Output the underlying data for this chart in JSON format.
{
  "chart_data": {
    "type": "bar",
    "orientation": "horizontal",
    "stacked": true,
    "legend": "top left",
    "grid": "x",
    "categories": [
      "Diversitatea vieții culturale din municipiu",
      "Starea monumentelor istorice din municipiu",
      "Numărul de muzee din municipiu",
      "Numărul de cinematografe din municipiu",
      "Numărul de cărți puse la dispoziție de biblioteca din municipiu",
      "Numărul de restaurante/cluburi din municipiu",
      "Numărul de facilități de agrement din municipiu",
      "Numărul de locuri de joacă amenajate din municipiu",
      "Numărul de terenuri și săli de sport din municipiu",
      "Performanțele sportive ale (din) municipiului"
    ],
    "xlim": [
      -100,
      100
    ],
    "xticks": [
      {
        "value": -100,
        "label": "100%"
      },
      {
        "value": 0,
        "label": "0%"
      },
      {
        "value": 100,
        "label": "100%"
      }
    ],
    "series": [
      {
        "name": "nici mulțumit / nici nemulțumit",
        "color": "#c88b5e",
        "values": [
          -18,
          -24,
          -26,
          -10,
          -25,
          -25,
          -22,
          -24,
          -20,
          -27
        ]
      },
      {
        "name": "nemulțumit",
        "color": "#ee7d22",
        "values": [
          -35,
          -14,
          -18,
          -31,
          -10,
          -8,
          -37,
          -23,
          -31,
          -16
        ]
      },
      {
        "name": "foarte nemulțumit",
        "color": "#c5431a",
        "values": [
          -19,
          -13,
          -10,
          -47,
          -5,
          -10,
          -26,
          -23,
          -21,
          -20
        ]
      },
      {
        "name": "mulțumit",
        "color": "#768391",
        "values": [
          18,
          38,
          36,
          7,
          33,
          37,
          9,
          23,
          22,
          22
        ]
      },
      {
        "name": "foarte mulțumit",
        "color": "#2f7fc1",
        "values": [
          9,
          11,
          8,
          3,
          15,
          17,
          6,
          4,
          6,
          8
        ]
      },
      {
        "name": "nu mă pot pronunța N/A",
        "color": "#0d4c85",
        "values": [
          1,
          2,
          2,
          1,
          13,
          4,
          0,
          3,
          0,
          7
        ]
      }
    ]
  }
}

* _Instructions to follow_: Copy out each line exactly as written.

* _Problem solution_:
Output the underlying data for this chart in JSON format.
{
  "chart_data": {
    "type": "bar",
    "orientation": "horizontal",
    "stacked": true,
    "legend": "top left",
    "grid": "x",
    "categories": [
      "Diversitatea vieții culturale din municipiu",
      "Starea monumentelor istorice din municipiu",
      "Numărul de muzee din municipiu",
      "Numărul de cinematografe din municipiu",
      "Numărul de cărți puse la dispoziție de biblioteca din municipiu",
      "Numărul de restaurante/cluburi din municipiu",
      "Numărul de facilități de agrement din municipiu",
      "Numărul de locuri de joacă amenajate din municipiu",
      "Numărul de terenuri și săli de sport din municipiu",
      "Performanțele sportive ale (din) municipiului"
    ],
    "xlim": [
      -100,
      100
    ],
    "xticks": [
      {
        "value": -100,
        "label": "100%"
      },
      {
        "value": 0,
        "label": "0%"
      },
      {
        "value": 100,
        "label": "100%"
      }
    ],
    "series": [
      {
        "name": "nici mulțumit / nici nemulțumit",
        "color": "#c88b5e",
        "values": [
          -18,
          -24,
          -26,
          -10,
          -25,
          -25,
          -22,
          -24,
          -20,
          -27
        ]
      },
      {
        "name": "nemulțumit",
        "color": "#ee7d22",
        "values": [
          -35,
          -14,
          -18,
          -31,
          -10,
          -8,
          -37,
          -23,
          -31,
          -16
        ]
      },
      {
        "name": "foarte nemulțumit",
        "color": "#c5431a",
        "values": [
          -19,
          -13,
          -10,
          -47,
          -5,
          -10,
          -26,
          -23,
          -21,
          -20
        ]
      },
      {
        "name": "mulțumit",
        "color": "#768391",
        "values": [
          18,
          38,
          36,
          7,
          33,
          37,
          9,
          23,
          22,
          22
        ]
      },
      {
        "name": "foarte mulțumit",
        "color": "#2f7fc1",
        "values": [
          9,
          11,
          8,
          3,
          15,
          17,
          6,
          4,
          6,
          8
        ]
      },
      {
        "name": "nu mă pot pronunța N/A",
        "color": "#0d4c85",
        "values": [
          1,
          2,
          2,
          1,
          13,
          4,
          0,
          3,
          0,
          7
        ]
      }
    ]
  }
}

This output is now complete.